▶ [What the task requires]
Write each line out exactly, leaving none out.

▶ [Records to process]
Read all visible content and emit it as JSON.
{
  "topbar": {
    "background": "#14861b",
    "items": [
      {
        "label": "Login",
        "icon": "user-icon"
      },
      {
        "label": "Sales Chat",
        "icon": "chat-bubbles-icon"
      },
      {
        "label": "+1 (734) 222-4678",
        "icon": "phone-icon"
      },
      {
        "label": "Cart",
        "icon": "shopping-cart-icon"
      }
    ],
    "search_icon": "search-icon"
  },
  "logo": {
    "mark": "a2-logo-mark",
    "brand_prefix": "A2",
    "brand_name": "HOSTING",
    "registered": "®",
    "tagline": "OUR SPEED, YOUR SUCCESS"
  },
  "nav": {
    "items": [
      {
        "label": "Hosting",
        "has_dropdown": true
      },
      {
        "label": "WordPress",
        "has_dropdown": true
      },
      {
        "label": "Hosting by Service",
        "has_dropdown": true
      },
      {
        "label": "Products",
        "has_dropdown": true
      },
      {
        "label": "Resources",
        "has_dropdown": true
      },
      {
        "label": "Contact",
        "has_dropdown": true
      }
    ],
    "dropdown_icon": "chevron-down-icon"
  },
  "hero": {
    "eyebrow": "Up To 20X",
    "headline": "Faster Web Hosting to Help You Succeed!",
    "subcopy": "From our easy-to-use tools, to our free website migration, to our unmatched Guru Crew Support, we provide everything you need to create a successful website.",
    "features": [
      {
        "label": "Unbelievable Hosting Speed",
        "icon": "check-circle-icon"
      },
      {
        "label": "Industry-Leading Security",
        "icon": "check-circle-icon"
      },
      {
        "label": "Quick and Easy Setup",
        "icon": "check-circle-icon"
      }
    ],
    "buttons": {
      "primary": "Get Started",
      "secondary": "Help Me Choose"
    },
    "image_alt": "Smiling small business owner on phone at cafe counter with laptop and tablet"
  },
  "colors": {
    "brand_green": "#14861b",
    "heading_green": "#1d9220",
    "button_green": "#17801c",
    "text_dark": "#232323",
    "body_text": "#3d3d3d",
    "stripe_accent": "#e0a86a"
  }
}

▶ [Response to the task]
Read all visible content and emit it as JSON.
{
  "topbar": {
    "background": "#14861b",
    "items": [
      {
        "label": "Login",
        "icon": "user-icon"
      },
      {
        "label": "Sales Chat",
        "icon": "chat-bubbles-icon"
      },
      {
        "label": "+1 (734) 222-4678",
        "icon": "phone-icon"
      },
      {
        "label": "Cart",
        "icon": "shopping-cart-icon"
      }
    ],
    "search_icon": "search-icon"
  },
  "logo": {
    "mark": "a2-logo-mark",
    "brand_prefix": "A2",
    "brand_name": "HOSTING",
    "registered": "®",
    "tagline": "OUR SPEED, YOUR SUCCESS"
  },
  "nav": {
    "items": [
      {
        "label": "Hosting",
        "has_dropdown": true
      },
      {
        "label": "WordPress",
        "has_dropdown": true
      },
      {
        "label": "Hosting by Service",
        "has_dropdown": true
      },
      {
        "label": "Products",
        "has_dropdown": true
      },
      {
        "label": "Resources",
        "has_dropdown": true
      },
      {
        "label": "Contact",
        "has_dropdown": true
      }
    ],
    "dropdown_icon": "chevron-down-icon"
  },
  "hero": {
    "eyebrow": "Up To 20X",
    "headline": "Faster Web Hosting to Help You Succeed!",
    "subcopy": "From our easy-to-use tools, to our free website migration, to our unmatched Guru Crew Support, we provide everything you need to create a successful website.",
    "features": [
      {
        "label": "Unbelievable Hosting Speed",
        "icon": "check-circle-icon"
      },
      {
        "label": "Industry-Leading Security",
        "icon": "check-circle-icon"
      },
      {
        "label": "Quick and Easy Setup",
        "icon": "check-circle-icon"
      }
    ],
    "buttons": {
      "primary": "Get Started",
      "secondary": "Help Me Choose"
    },
    "image_alt": "Smiling small business owner on phone at cafe counter with laptop and tablet"
  },
  "colors": {
    "brand_green": "#14861b",
    "heading_green": "#1d9220",
    "button_green": "#17801c",
    "text_dark": "#232323",
    "body_text": "#3d3d3d",
    "stripe_accent": "#e0a86a"
  }
}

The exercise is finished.